-- Begin RECORDS TO USE --
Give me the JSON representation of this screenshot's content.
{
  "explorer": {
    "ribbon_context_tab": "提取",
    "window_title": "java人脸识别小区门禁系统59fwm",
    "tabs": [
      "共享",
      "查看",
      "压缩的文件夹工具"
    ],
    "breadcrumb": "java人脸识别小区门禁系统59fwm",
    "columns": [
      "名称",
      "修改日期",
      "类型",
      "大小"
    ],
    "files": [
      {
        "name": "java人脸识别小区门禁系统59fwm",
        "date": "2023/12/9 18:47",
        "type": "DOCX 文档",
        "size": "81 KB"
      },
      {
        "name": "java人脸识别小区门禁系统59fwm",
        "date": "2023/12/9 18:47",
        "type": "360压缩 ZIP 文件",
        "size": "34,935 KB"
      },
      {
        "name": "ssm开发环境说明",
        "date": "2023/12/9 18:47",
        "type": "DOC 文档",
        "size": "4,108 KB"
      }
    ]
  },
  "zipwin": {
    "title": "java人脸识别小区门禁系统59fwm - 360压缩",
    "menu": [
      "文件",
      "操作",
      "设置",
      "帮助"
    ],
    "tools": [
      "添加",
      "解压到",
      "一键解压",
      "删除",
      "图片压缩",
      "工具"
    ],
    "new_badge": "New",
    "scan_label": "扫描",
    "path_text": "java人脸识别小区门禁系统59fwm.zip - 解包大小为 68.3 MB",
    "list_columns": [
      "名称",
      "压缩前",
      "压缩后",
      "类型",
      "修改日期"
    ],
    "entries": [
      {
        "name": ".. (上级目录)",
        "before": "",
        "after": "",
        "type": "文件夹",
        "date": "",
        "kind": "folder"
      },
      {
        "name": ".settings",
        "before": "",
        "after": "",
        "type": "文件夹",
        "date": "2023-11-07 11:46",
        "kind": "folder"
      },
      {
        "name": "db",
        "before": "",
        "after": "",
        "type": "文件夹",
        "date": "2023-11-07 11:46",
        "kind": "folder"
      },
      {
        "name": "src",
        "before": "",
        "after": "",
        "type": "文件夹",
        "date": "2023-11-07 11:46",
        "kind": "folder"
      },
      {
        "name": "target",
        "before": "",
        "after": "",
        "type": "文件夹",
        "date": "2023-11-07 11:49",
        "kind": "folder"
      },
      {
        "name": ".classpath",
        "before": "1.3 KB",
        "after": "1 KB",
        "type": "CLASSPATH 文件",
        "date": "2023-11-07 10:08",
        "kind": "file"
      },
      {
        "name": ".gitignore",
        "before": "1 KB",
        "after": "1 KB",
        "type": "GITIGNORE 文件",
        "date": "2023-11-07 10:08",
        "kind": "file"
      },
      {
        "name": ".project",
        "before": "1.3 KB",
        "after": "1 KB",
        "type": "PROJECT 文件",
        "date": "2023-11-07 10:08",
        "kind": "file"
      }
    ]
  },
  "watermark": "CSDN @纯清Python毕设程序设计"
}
-- End RECORDS TO USE --
WHAT THE TASK ASKS | Can you reproduce all the material exactly?

WORKED ANSWER |
Give me the JSON representation of this screenshot's content.
{
  "explorer": {
    "ribbon_context_tab": "提取",
    "window_title": "java人脸识别小区门禁系统59fwm",
    "tabs": [
      "共享",
      "查看",
      "压缩的文件夹工具"
    ],
    "breadcrumb": "java人脸识别小区门禁系统59fwm",
    "columns": [
      "名称",
      "修改日期",
      "类型",
      "大小"
    ],
    "files": [
      {
        "name": "java人脸识别小区门禁系统59fwm",
        "date": "2023/12/9 18:47",
        "type": "DOCX 文档",
        "size": "81 KB"
      },
      {
        "name": "java人脸识别小区门禁系统59fwm",
        "date": "2023/12/9 18:47",
        "type": "360压缩 ZIP 文件",
        "size": "34,935 KB"
      },
      {
        "name": "ssm开发环境说明",
        "date": "2023/12/9 18:47",
        "type": "DOC 文档",
        "size": "4,108 KB"
      }
    ]
  },
  "zipwin": {
    "title": "java人脸识别小区门禁系统59fwm - 360压缩",
    "menu": [
      "文件",
      "操作",
      "设置",
      "帮助"
    ],
    "tools": [
      "添加",
      "解压到",
      "一键解压",
      "删除",
      "图片压缩",
      "工具"
    ],
    "new_badge": "New",
    "scan_label": "扫描",
    "path_text": "java人脸识别小区门禁系统59fwm.zip - 解包大小为 68.3 MB",
    "list_columns": [
      "名称",
      "压缩前",
      "压缩后",
      "类型",
      "修改日期"
    ],
    "entries": [
      {
        "name": ".. (上级目录)",
        "before": "",
        "after": "",
        "type": "文件夹",
        "date": "",
        "kind": "folder"
      },
      {
        "name": ".settings",
        "before": "",
        "after": "",
        "type": "文件夹",
        "date": "2023-11-07 11:46",
        "kind": "folder"
      },
      {
        "name": "db",
        "before": "",
        "after": "",
        "type": "文件夹",
        "date": "2023-11-07 11:46",
        "kind": "folder"
      },
      {
        "name": "src",
        "before": "",
        "after": "",
        "type": "文件夹",
        "date": "2023-11-07 11:46",
        "kind": "folder"
      },
      {
        "name": "target",
        "before": "",
        "after": "",
        "type": "文件夹",
        "date": "2023-11-07 11:49",
        "kind": "folder"
      },
      {
        "name": ".classpath",
        "before": "1.3 KB",
        "after": "1 KB",
        "type": "CLASSPATH 文件",
        "date": "2023-11-07 10:08",
        "kind": "file"
      },
      {
        "name": ".gitignore",
        "before": "1 KB",
        "after": "1 KB",
        "type": "GITIGNORE 文件",
        "date": "2023-11-07 10:08",
        "kind": "file"
      },
      {
        "name": ".project",
        "before": "1.3 KB",
        "after": "1 KB",
        "type": "PROJECT 文件",
        "date": "2023-11-07 10:08",
        "kind": "file"
      }
    ]
  },
  "watermark": "CSDN @纯清Python毕设程序设计"
}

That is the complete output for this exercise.